*Exercise materials*
= = = =

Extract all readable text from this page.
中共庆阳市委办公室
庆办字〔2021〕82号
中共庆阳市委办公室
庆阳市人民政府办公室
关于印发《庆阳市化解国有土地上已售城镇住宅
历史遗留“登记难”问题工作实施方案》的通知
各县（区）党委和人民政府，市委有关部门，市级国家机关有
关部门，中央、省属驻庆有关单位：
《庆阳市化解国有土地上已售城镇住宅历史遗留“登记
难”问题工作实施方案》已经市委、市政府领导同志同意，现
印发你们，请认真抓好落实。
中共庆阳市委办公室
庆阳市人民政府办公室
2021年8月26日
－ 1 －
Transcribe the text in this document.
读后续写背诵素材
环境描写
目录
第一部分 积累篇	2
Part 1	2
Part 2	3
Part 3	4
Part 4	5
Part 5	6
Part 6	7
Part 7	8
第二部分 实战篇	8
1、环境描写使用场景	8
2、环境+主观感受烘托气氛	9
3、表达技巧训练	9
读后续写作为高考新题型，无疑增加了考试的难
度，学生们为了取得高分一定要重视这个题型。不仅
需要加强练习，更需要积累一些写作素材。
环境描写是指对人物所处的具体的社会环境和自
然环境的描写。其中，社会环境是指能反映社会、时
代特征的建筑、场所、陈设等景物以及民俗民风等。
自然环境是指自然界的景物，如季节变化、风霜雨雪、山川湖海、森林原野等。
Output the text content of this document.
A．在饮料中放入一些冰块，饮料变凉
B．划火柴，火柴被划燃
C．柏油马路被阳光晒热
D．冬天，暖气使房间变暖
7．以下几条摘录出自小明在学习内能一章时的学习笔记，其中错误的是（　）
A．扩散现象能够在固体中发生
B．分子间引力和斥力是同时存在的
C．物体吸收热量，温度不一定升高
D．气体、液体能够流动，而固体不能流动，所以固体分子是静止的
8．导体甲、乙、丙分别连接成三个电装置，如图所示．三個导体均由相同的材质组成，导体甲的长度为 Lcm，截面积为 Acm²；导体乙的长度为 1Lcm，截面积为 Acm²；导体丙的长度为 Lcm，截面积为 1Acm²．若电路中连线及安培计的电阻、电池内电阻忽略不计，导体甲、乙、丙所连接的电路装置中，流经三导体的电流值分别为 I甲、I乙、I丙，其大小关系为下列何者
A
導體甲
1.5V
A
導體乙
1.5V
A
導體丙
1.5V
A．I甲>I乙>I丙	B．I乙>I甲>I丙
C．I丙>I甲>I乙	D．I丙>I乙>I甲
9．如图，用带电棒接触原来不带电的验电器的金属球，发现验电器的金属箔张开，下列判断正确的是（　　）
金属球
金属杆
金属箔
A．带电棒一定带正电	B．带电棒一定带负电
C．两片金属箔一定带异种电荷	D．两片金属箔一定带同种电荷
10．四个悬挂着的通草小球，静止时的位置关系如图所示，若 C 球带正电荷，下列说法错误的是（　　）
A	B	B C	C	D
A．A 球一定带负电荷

= = = =

*Task statement*
Write the listing out again, exactly as shown above.

*Result for this exercise*
Extract all readable text from this page.
中共庆阳市委办公室
庆办字〔2021〕82号
中共庆阳市委办公室
庆阳市人民政府办公室
关于印发《庆阳市化解国有土地上已售城镇住宅
历史遗留“登记难”问题工作实施方案》的通知
各县（区）党委和人民政府，市委有关部门，市级国家机关有
关部门，中央、省属驻庆有关单位：
《庆阳市化解国有土地上已售城镇住宅历史遗留“登记
难”问题工作实施方案》已经市委、市政府领导同志同意，现
印发你们，请认真抓好落实。
中共庆阳市委办公室
庆阳市人民政府办公室
2021年8月26日
－ 1 －
Transcribe the text in this document.
读后续写背诵素材
环境描写
目录
第一部分 积累篇	2
Part 1	2
Part 2	3
Part 3	4
Part 4	5
Part 5	6
Part 6	7
Part 7	8
第二部分 实战篇	8
1、环境描写使用场景	8
2、环境+主观感受烘托气氛	9
3、表达技巧训练	9
读后续写作为高考新题型，无疑增加了考试的难
度，学生们为了取得高分一定要重视这个题型。不仅
需要加强练习，更需要积累一些写作素材。
环境描写是指对人物所处的具体的社会环境和自
然环境的描写。其中，社会环境是指能反映社会、时
代特征的建筑、场所、陈设等景物以及民俗民风等。
自然环境是指自然界的景物，如季节变化、风霜雨雪、山川湖海、森林原野等。
Output the text content of this document.
A．在饮料中放入一些冰块，饮料变凉
B．划火柴，火柴被划燃
C．柏油马路被阳光晒热
D．冬天，暖气使房间变暖
7．以下几条摘录出自小明在学习内能一章时的学习笔记，其中错误的是（　）
A．扩散现象能够在固体中发生
B．分子间引力和斥力是同时存在的
C．物体吸收热量，温度不一定升高
D．气体、液体能够流动，而固体不能流动，所以固体分子是静止的
8．导体甲、乙、丙分别连接成三个电装置，如图所示．三個导体均由相同的材质组成，导体甲的长度为 Lcm，截面积为 Acm²；导体乙的长度为 1Lcm，截面积为 Acm²；导体丙的长度为 Lcm，截面积为 1Acm²．若电路中连线及安培计的电阻、电池内电阻忽略不计，导体甲、乙、丙所连接的电路装置中，流经三导体的电流值分别为 I甲、I乙、I丙，其大小关系为下列何者
A
導體甲
1.5V
A
導體乙
1.5V
A
導體丙
1.5V
A．I甲>I乙>I丙	B．I乙>I甲>I丙
C．I丙>I甲>I乙	D．I丙>I乙>I甲
9．如图，用带电棒接触原来不带电的验电器的金属球，发现验电器的金属箔张开，下列判断正确的是（　　）
金属球
金属杆
金属箔
A．带电棒一定带正电	B．带电棒一定带负电
C．两片金属箔一定带异种电荷	D．两片金属箔一定带同种电荷
10．四个悬挂着的通草小球，静止时的位置关系如图所示，若 C 球带正电荷，下列说法错误的是（　　）
A	B	B C	C	D
A．A 球一定带负电荷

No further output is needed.